-- Start Stored records --

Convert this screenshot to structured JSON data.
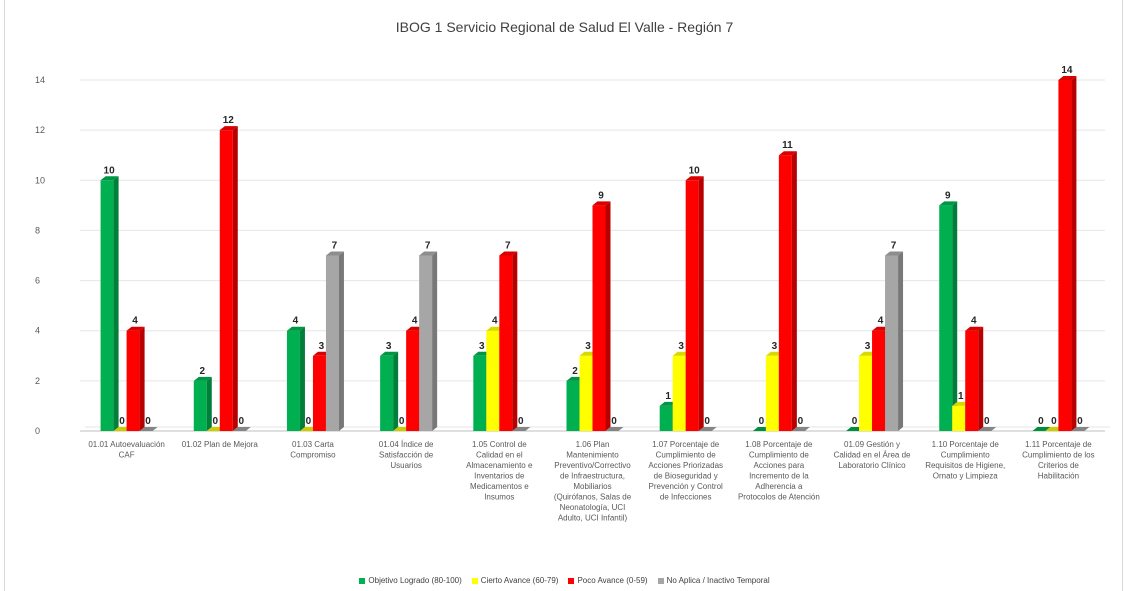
{
  "chart_data": {
    "type": "bar",
    "title": "IBOG 1 Servicio Regional de Salud El Valle - Región 7",
    "xlabel": "",
    "ylabel": "",
    "ylim": [
      0,
      14
    ],
    "yticks": [
      0,
      2,
      4,
      6,
      8,
      10,
      12,
      14
    ],
    "grid": true,
    "legend_position": "bottom",
    "categories": [
      [
        "01.01 Autoevaluación",
        "CAF"
      ],
      [
        "01.02 Plan de Mejora"
      ],
      [
        "01.03 Carta",
        "Compromiso"
      ],
      [
        "01.04 Índice de",
        "Satisfacción de",
        "Usuarios"
      ],
      [
        "1.05 Control de",
        "Calidad en el",
        "Almacenamiento e",
        "Inventarios de",
        "Medicamentos e",
        "Insumos"
      ],
      [
        "1.06 Plan",
        "Mantenimiento",
        "Preventivo/Correctivo",
        "de Infraestructura,",
        "Mobiliarios",
        "(Quirófanos, Salas de",
        "Neonatología, UCI",
        "Adulto, UCI Infantil)"
      ],
      [
        "1.07 Porcentaje de",
        "Cumplimiento de",
        "Acciones Priorizadas",
        "de Bioseguridad y",
        "Prevención y Control",
        "de Infecciones"
      ],
      [
        "1.08 Porcentaje de",
        "Cumplimiento de",
        "Acciones para",
        "Incremento de la",
        "Adherencia a",
        "Protocolos de Atención"
      ],
      [
        "01.09 Gestión y",
        "Calidad en el Área de",
        "Laboratorio Clínico"
      ],
      [
        "1.10 Porcentaje de",
        "Cumplimiento",
        "Requisitos de Higiene,",
        "Ornato y Limpieza"
      ],
      [
        "1.11 Porcentaje de",
        "Cumplimiento de los",
        "Criterios de",
        "Habilitación"
      ]
    ],
    "series": [
      {
        "name": "Objetivo Logrado (80-100)",
        "color": "#00b050",
        "values": [
          10,
          2,
          4,
          3,
          3,
          2,
          1,
          0,
          0,
          9,
          0
        ]
      },
      {
        "name": "Cierto Avance (60-79)",
        "color": "#ffff00",
        "values": [
          0,
          0,
          0,
          0,
          4,
          3,
          3,
          3,
          3,
          1,
          0
        ]
      },
      {
        "name": "Poco Avance (0-59)",
        "color": "#ff0000",
        "values": [
          4,
          12,
          3,
          4,
          7,
          9,
          10,
          11,
          4,
          4,
          14
        ]
      },
      {
        "name": "No Aplica / Inactivo Temporal",
        "color": "#a6a6a6",
        "values": [
          0,
          0,
          7,
          7,
          0,
          0,
          0,
          0,
          7,
          0,
          0
        ]
      }
    ]
  }
}
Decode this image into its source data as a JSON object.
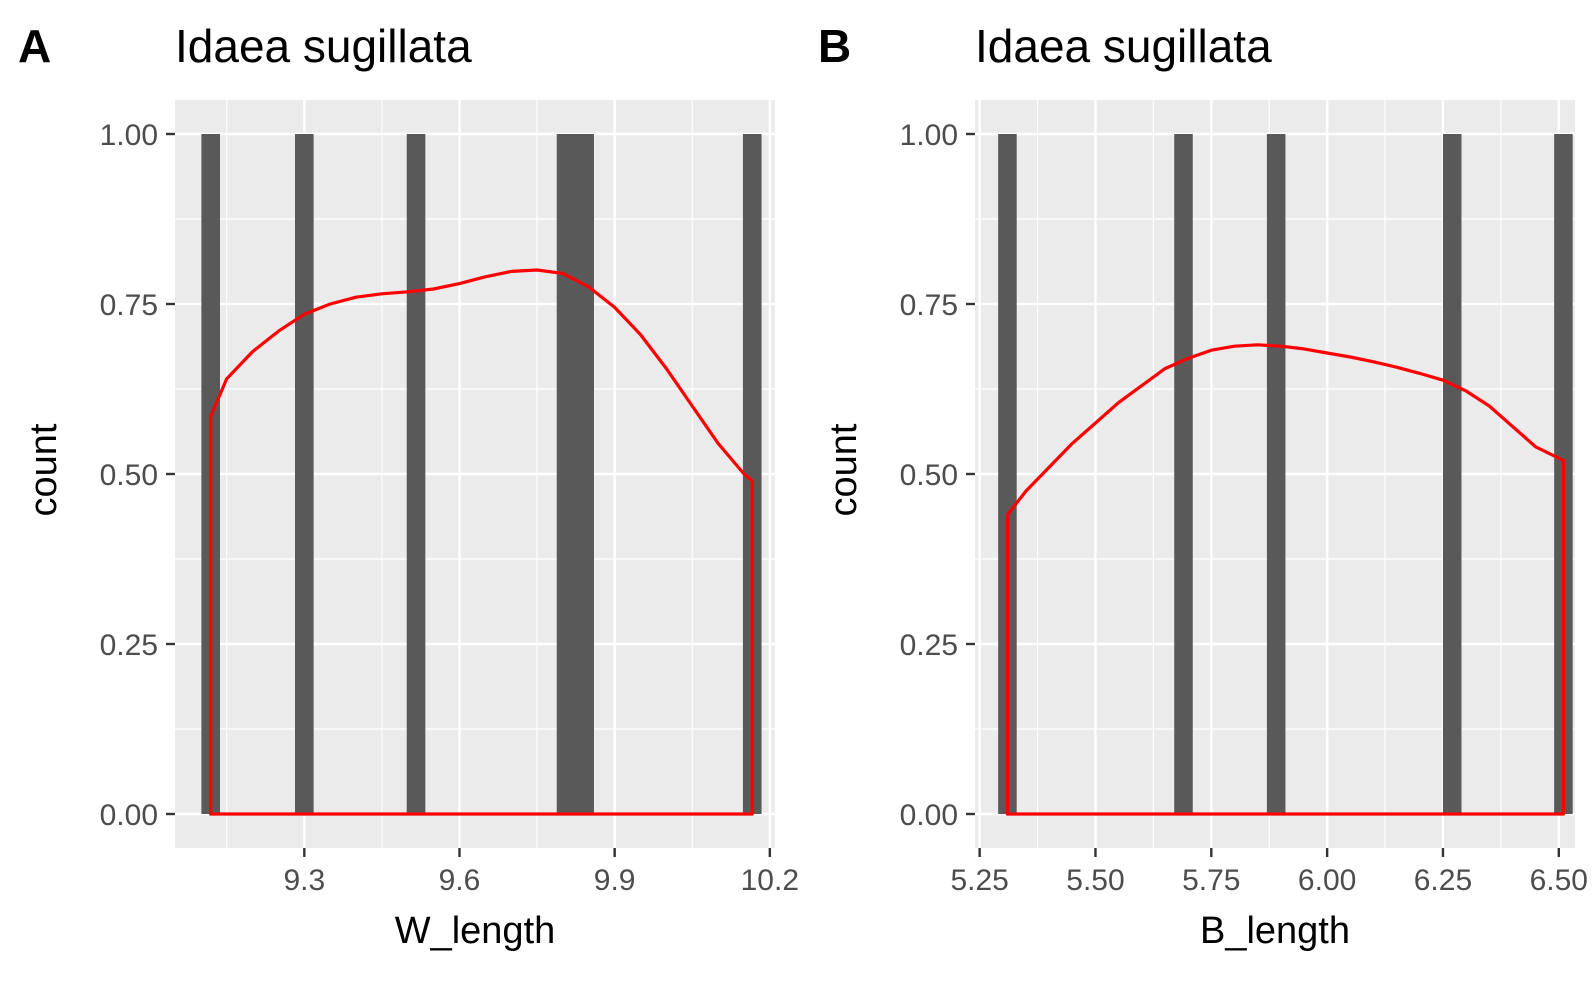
{
  "chart_data": [
    {
      "type": "bar",
      "panel_tag": "A",
      "title": "Idaea sugillata",
      "xlabel": "W_length",
      "ylabel": "count",
      "xlim": [
        9.05,
        10.21
      ],
      "ylim": [
        -0.05,
        1.05
      ],
      "x_ticks": [
        9.3,
        9.6,
        9.9,
        10.2
      ],
      "x_tick_labels": [
        "9.3",
        "9.6",
        "9.9",
        "10.2"
      ],
      "y_ticks": [
        0,
        0.25,
        0.5,
        0.75,
        1.0
      ],
      "y_tick_labels": [
        "0.00",
        "0.25",
        "0.50",
        "0.75",
        "1.00"
      ],
      "bar_color": "#595959",
      "bars": [
        {
          "xmin": 9.101,
          "xmax": 9.137,
          "count": 1
        },
        {
          "xmin": 9.282,
          "xmax": 9.318,
          "count": 1
        },
        {
          "xmin": 9.498,
          "xmax": 9.534,
          "count": 1
        },
        {
          "xmin": 9.788,
          "xmax": 9.86,
          "count": 1
        },
        {
          "xmin": 10.148,
          "xmax": 10.184,
          "count": 1
        }
      ],
      "density_color": "#ff0000",
      "density_curve": {
        "x": [
          9.119,
          9.15,
          9.2,
          9.25,
          9.3,
          9.35,
          9.4,
          9.45,
          9.5,
          9.55,
          9.6,
          9.65,
          9.7,
          9.75,
          9.8,
          9.85,
          9.9,
          9.95,
          10.0,
          10.05,
          10.1,
          10.15,
          10.166
        ],
        "y": [
          0.585,
          0.64,
          0.68,
          0.71,
          0.735,
          0.75,
          0.76,
          0.765,
          0.768,
          0.772,
          0.78,
          0.79,
          0.798,
          0.8,
          0.795,
          0.775,
          0.745,
          0.705,
          0.655,
          0.6,
          0.545,
          0.5,
          0.49
        ]
      }
    },
    {
      "type": "bar",
      "panel_tag": "B",
      "title": "Idaea sugillata",
      "xlabel": "B_length",
      "ylabel": "count",
      "xlim": [
        5.24,
        6.535
      ],
      "ylim": [
        -0.05,
        1.05
      ],
      "x_ticks": [
        5.25,
        5.5,
        5.75,
        6.0,
        6.25,
        6.5
      ],
      "x_tick_labels": [
        "5.25",
        "5.50",
        "5.75",
        "6.00",
        "6.25",
        "6.50"
      ],
      "y_ticks": [
        0,
        0.25,
        0.5,
        0.75,
        1.0
      ],
      "y_tick_labels": [
        "0.00",
        "0.25",
        "0.50",
        "0.75",
        "1.00"
      ],
      "bar_color": "#595959",
      "bars": [
        {
          "xmin": 5.29,
          "xmax": 5.33,
          "count": 1
        },
        {
          "xmin": 5.67,
          "xmax": 5.71,
          "count": 1
        },
        {
          "xmin": 5.87,
          "xmax": 5.91,
          "count": 1
        },
        {
          "xmin": 6.25,
          "xmax": 6.29,
          "count": 1
        },
        {
          "xmin": 6.49,
          "xmax": 6.53,
          "count": 1
        }
      ],
      "density_color": "#ff0000",
      "density_curve": {
        "x": [
          5.31,
          5.35,
          5.4,
          5.45,
          5.5,
          5.55,
          5.6,
          5.65,
          5.7,
          5.75,
          5.8,
          5.85,
          5.9,
          5.95,
          6.0,
          6.05,
          6.1,
          6.15,
          6.2,
          6.25,
          6.3,
          6.35,
          6.4,
          6.45,
          6.51
        ],
        "y": [
          0.44,
          0.475,
          0.51,
          0.545,
          0.575,
          0.605,
          0.63,
          0.655,
          0.67,
          0.682,
          0.688,
          0.69,
          0.688,
          0.684,
          0.678,
          0.672,
          0.665,
          0.657,
          0.648,
          0.638,
          0.622,
          0.6,
          0.57,
          0.54,
          0.52
        ]
      }
    }
  ]
}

-- End Stored records --

▶ **Goal**:
List the lines that contain the word "Control".

▶ **Answer to this exercise**:
        "1.05 Control de",
        "Prevención y Control",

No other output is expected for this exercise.